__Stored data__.

START

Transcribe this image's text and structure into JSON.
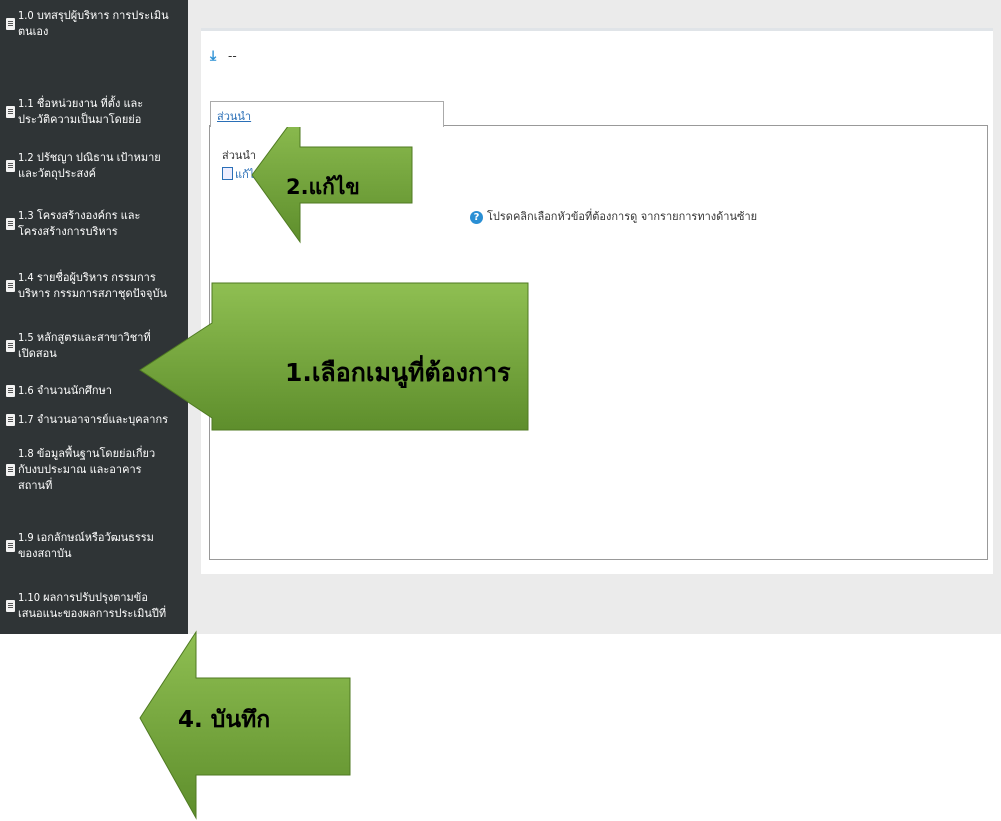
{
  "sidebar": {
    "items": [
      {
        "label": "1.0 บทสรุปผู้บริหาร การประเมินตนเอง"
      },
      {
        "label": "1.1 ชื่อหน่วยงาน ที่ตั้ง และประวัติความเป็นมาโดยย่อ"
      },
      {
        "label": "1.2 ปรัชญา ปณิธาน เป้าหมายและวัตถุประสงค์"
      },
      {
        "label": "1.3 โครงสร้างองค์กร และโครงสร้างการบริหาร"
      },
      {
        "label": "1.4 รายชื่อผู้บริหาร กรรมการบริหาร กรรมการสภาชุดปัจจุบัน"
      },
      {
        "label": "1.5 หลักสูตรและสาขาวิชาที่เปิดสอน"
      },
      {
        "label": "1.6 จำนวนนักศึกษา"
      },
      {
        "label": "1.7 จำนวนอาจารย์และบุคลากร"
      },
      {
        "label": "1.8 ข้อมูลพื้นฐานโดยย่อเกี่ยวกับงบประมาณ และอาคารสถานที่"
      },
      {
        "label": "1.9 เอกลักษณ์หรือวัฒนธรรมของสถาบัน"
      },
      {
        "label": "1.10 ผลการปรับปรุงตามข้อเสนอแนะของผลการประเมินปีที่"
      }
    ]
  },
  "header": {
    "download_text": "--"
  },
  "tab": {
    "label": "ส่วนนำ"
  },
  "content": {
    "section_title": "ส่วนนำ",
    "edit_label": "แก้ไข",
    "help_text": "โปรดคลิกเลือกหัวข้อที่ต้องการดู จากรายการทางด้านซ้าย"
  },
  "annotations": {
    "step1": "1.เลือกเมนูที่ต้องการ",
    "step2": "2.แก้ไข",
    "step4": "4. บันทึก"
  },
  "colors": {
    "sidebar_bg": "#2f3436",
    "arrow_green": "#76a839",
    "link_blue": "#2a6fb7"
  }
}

END

__TASK__. Print each line of the material above exactly, with the pictures removed from your copy.

__EXERCISE SOLUTION__.
Transcribe this image's text and structure into JSON.
{
  "sidebar": {
    "items": [
      {
        "label": "1.0 บทสรุปผู้บริหาร การประเมินตนเอง"
      },
      {
        "label": "1.1 ชื่อหน่วยงาน ที่ตั้ง และประวัติความเป็นมาโดยย่อ"
      },
      {
        "label": "1.2 ปรัชญา ปณิธาน เป้าหมายและวัตถุประสงค์"
      },
      {
        "label": "1.3 โครงสร้างองค์กร และโครงสร้างการบริหาร"
      },
      {
        "label": "1.4 รายชื่อผู้บริหาร กรรมการบริหาร กรรมการสภาชุดปัจจุบัน"
      },
      {
        "label": "1.5 หลักสูตรและสาขาวิชาที่เปิดสอน"
      },
      {
        "label": "1.6 จำนวนนักศึกษา"
      },
      {
        "label": "1.7 จำนวนอาจารย์และบุคลากร"
      },
      {
        "label": "1.8 ข้อมูลพื้นฐานโดยย่อเกี่ยวกับงบประมาณ และอาคารสถานที่"
      },
      {
        "label": "1.9 เอกลักษณ์หรือวัฒนธรรมของสถาบัน"
      },
      {
        "label": "1.10 ผลการปรับปรุงตามข้อเสนอแนะของผลการประเมินปีที่"
      }
    ]
  },
  "header": {
    "download_text": "--"
  },
  "tab": {
    "label": "ส่วนนำ"
  },
  "content": {
    "section_title": "ส่วนนำ",
    "edit_label": "แก้ไข",
    "help_text": "โปรดคลิกเลือกหัวข้อที่ต้องการดู จากรายการทางด้านซ้าย"
  },
  "annotations": {
    "step1": "1.เลือกเมนูที่ต้องการ",
    "step2": "2.แก้ไข",
    "step4": "4. บันทึก"
  },
  "colors": {
    "sidebar_bg": "#2f3436",
    "arrow_green": "#76a839",
    "link_blue": "#2a6fb7"
  }
}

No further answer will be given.